[TASK INPUTS start]
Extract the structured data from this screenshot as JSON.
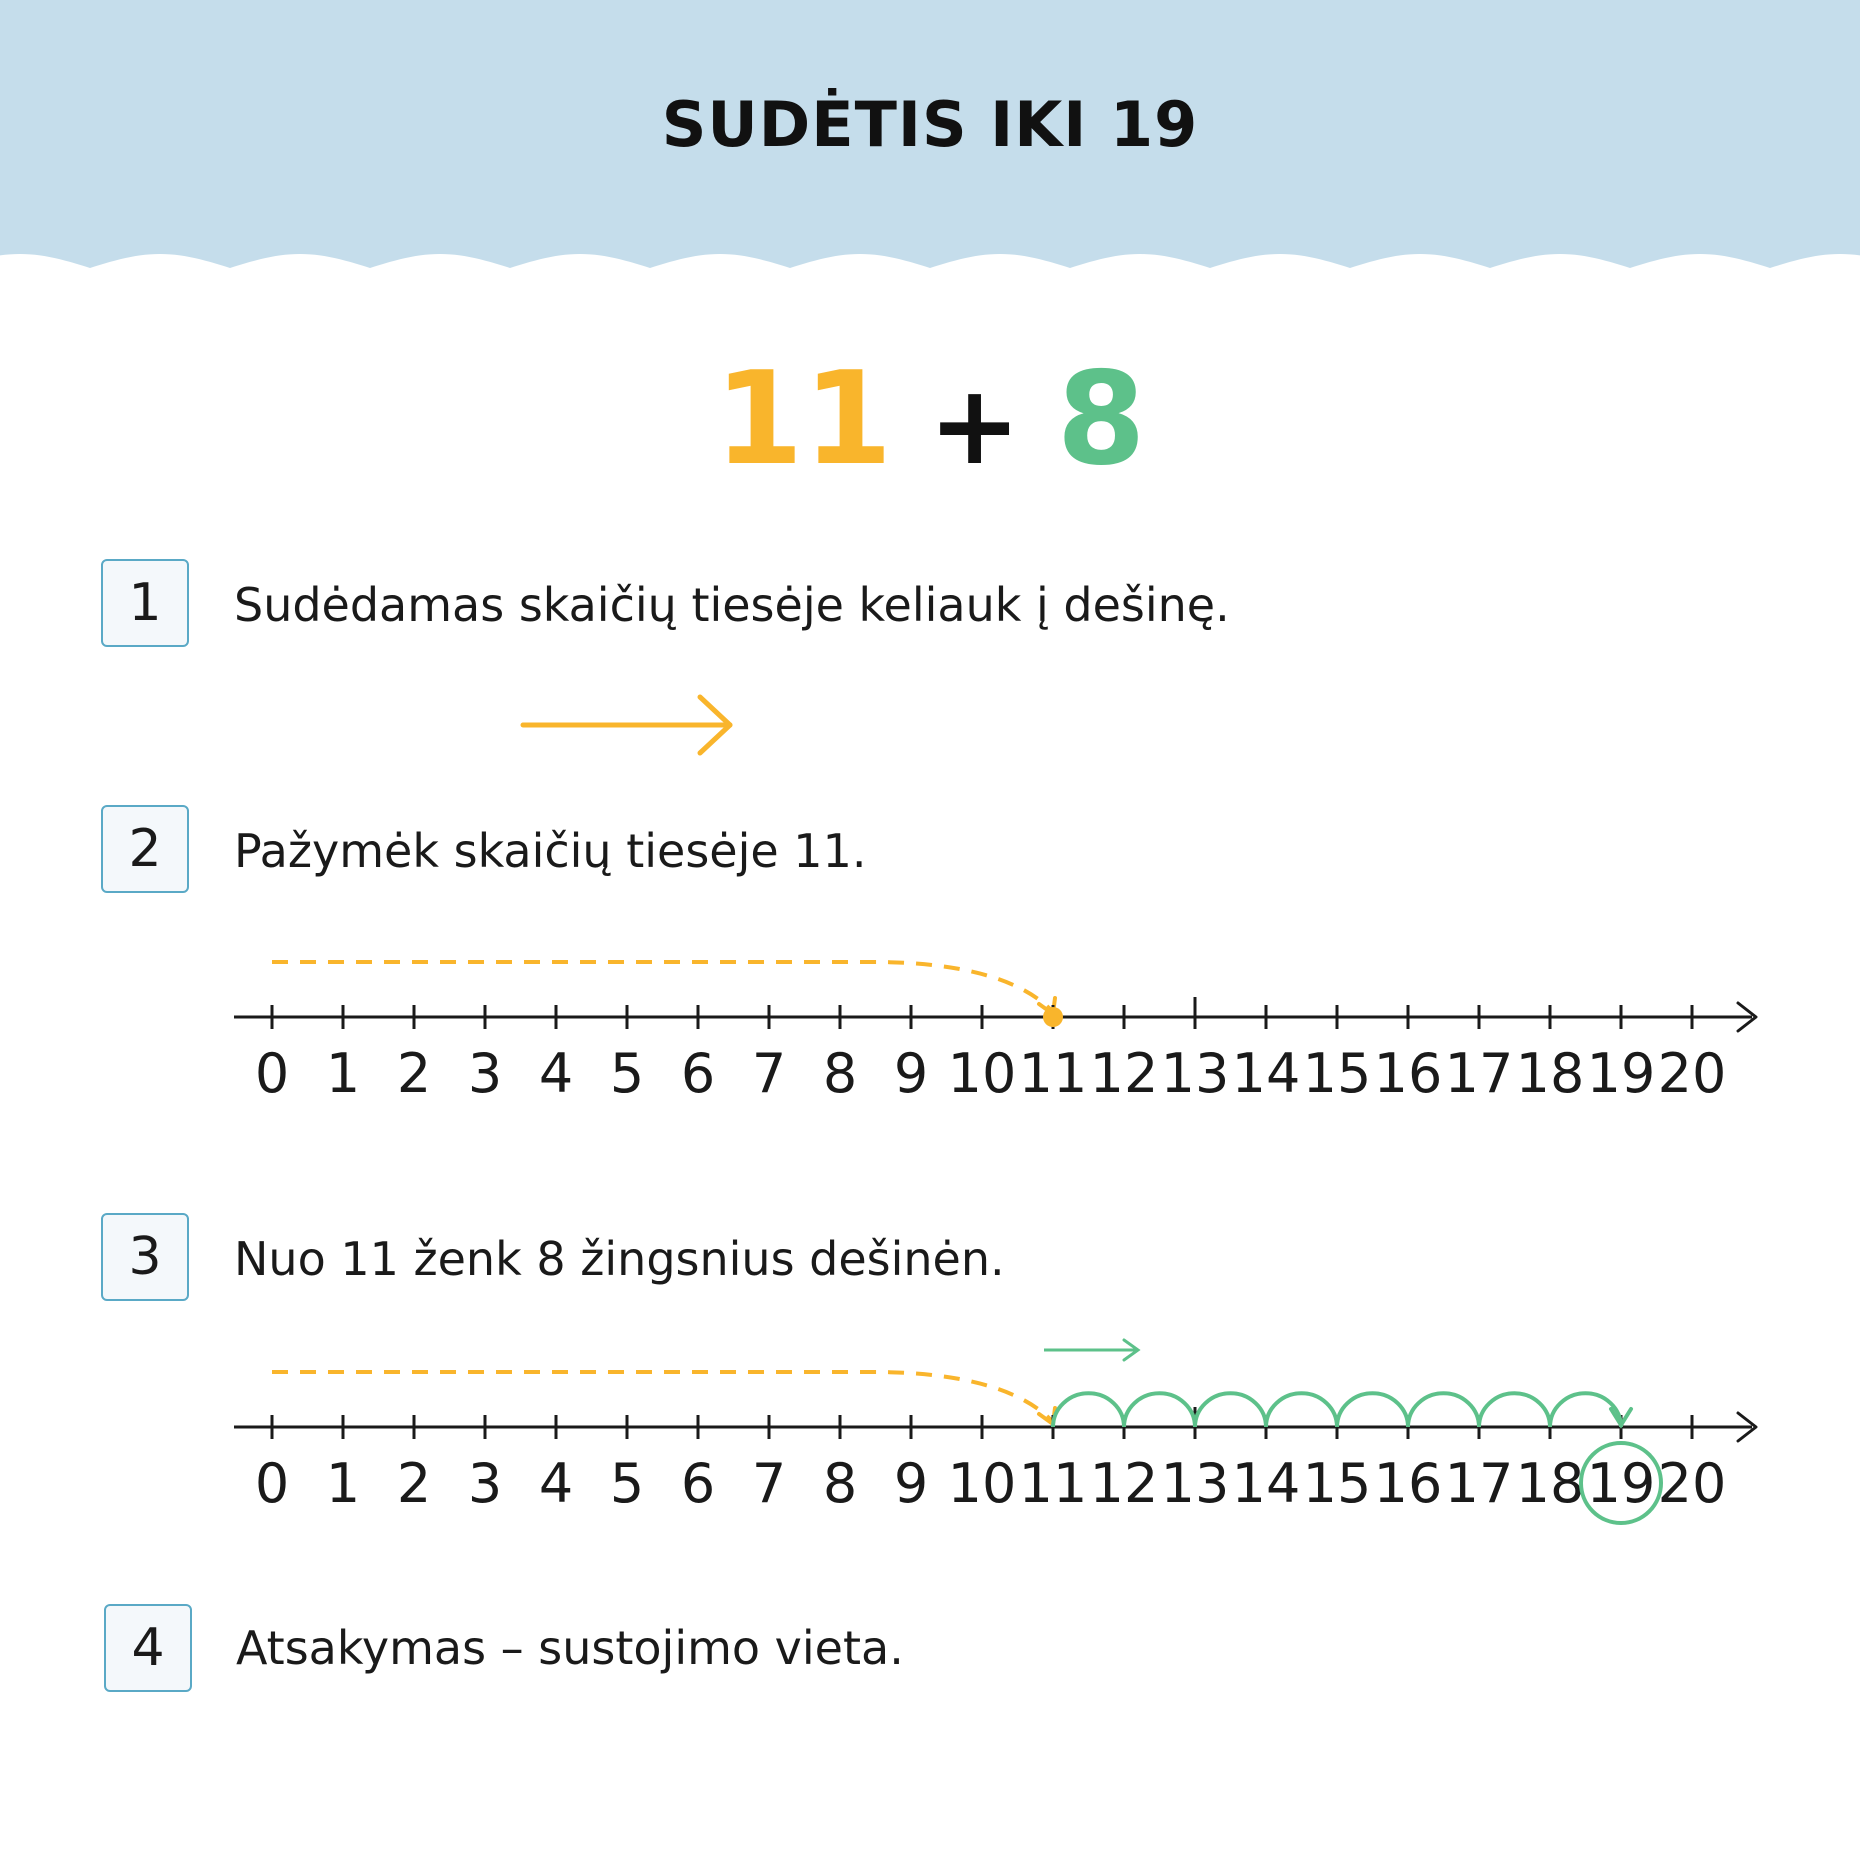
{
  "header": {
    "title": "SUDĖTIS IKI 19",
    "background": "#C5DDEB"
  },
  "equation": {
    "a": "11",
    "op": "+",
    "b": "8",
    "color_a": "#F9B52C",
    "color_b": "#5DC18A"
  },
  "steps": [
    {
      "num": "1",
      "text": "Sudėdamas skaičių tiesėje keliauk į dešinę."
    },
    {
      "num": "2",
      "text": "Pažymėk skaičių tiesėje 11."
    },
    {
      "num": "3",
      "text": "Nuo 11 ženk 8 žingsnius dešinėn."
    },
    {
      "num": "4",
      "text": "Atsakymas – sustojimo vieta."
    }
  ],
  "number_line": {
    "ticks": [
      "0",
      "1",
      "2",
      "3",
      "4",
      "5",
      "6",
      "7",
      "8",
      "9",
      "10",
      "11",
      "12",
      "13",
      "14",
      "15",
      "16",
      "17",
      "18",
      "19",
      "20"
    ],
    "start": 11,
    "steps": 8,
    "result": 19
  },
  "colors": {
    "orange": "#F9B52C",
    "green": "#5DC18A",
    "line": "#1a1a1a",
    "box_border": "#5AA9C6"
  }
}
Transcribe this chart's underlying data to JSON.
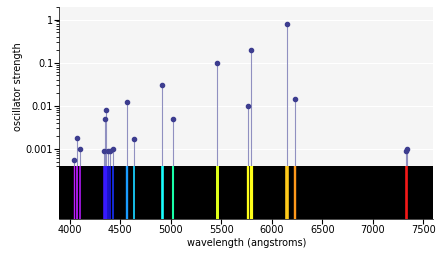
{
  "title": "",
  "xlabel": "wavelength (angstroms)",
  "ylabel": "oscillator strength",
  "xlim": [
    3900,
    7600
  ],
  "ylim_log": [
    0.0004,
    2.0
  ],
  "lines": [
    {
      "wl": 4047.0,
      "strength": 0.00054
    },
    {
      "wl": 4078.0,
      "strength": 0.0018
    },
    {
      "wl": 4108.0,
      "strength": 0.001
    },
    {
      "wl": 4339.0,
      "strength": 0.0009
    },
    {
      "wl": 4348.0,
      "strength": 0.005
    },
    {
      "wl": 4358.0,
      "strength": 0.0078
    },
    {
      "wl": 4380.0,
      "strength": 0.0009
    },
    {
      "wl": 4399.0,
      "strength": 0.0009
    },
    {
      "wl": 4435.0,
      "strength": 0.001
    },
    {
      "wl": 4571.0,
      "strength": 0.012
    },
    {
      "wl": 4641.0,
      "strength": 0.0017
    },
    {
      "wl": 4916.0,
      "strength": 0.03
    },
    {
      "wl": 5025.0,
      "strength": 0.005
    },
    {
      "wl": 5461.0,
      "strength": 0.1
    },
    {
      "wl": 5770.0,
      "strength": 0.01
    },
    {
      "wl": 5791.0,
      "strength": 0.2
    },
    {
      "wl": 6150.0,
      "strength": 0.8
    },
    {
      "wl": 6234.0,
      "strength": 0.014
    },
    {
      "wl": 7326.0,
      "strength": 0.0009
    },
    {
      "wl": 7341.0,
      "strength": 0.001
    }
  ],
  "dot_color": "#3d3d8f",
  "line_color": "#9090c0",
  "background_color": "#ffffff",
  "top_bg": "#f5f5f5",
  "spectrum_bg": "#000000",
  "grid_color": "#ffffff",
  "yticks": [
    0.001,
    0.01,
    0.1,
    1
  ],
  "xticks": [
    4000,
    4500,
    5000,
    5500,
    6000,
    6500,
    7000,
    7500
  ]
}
[TASK INPUTS end]
--- WHAT THE EXERCISE ASKS ---
Reproduce all of the material exactly, apart from the pictures.

--- TASK RESULT ---
Extract the structured data from this screenshot as JSON.
{
  "header": {
    "title": "SUDĖTIS IKI 19",
    "background": "#C5DDEB"
  },
  "equation": {
    "a": "11",
    "op": "+",
    "b": "8",
    "color_a": "#F9B52C",
    "color_b": "#5DC18A"
  },
  "steps": [
    {
      "num": "1",
      "text": "Sudėdamas skaičių tiesėje keliauk į dešinę."
    },
    {
      "num": "2",
      "text": "Pažymėk skaičių tiesėje 11."
    },
    {
      "num": "3",
      "text": "Nuo 11 ženk 8 žingsnius dešinėn."
    },
    {
      "num": "4",
      "text": "Atsakymas – sustojimo vieta."
    }
  ],
  "number_line": {
    "ticks": [
      "0",
      "1",
      "2",
      "3",
      "4",
      "5",
      "6",
      "7",
      "8",
      "9",
      "10",
      "11",
      "12",
      "13",
      "14",
      "15",
      "16",
      "17",
      "18",
      "19",
      "20"
    ],
    "start": 11,
    "steps": 8,
    "result": 19
  },
  "colors": {
    "orange": "#F9B52C",
    "green": "#5DC18A",
    "line": "#1a1a1a",
    "box_border": "#5AA9C6"
  }
}
Transcribe this chart's underlying data to JSON.
{
  "title": "",
  "xlabel": "wavelength (angstroms)",
  "ylabel": "oscillator strength",
  "xlim": [
    3900,
    7600
  ],
  "ylim_log": [
    0.0004,
    2.0
  ],
  "lines": [
    {
      "wl": 4047.0,
      "strength": 0.00054
    },
    {
      "wl": 4078.0,
      "strength": 0.0018
    },
    {
      "wl": 4108.0,
      "strength": 0.001
    },
    {
      "wl": 4339.0,
      "strength": 0.0009
    },
    {
      "wl": 4348.0,
      "strength": 0.005
    },
    {
      "wl": 4358.0,
      "strength": 0.0078
    },
    {
      "wl": 4380.0,
      "strength": 0.0009
    },
    {
      "wl": 4399.0,
      "strength": 0.0009
    },
    {
      "wl": 4435.0,
      "strength": 0.001
    },
    {
      "wl": 4571.0,
      "strength": 0.012
    },
    {
      "wl": 4641.0,
      "strength": 0.0017
    },
    {
      "wl": 4916.0,
      "strength": 0.03
    },
    {
      "wl": 5025.0,
      "strength": 0.005
    },
    {
      "wl": 5461.0,
      "strength": 0.1
    },
    {
      "wl": 5770.0,
      "strength": 0.01
    },
    {
      "wl": 5791.0,
      "strength": 0.2
    },
    {
      "wl": 6150.0,
      "strength": 0.8
    },
    {
      "wl": 6234.0,
      "strength": 0.014
    },
    {
      "wl": 7326.0,
      "strength": 0.0009
    },
    {
      "wl": 7341.0,
      "strength": 0.001
    }
  ],
  "dot_color": "#3d3d8f",
  "line_color": "#9090c0",
  "background_color": "#ffffff",
  "top_bg": "#f5f5f5",
  "spectrum_bg": "#000000",
  "grid_color": "#ffffff",
  "yticks": [
    0.001,
    0.01,
    0.1,
    1
  ],
  "xticks": [
    4000,
    4500,
    5000,
    5500,
    6000,
    6500,
    7000,
    7500
  ]
}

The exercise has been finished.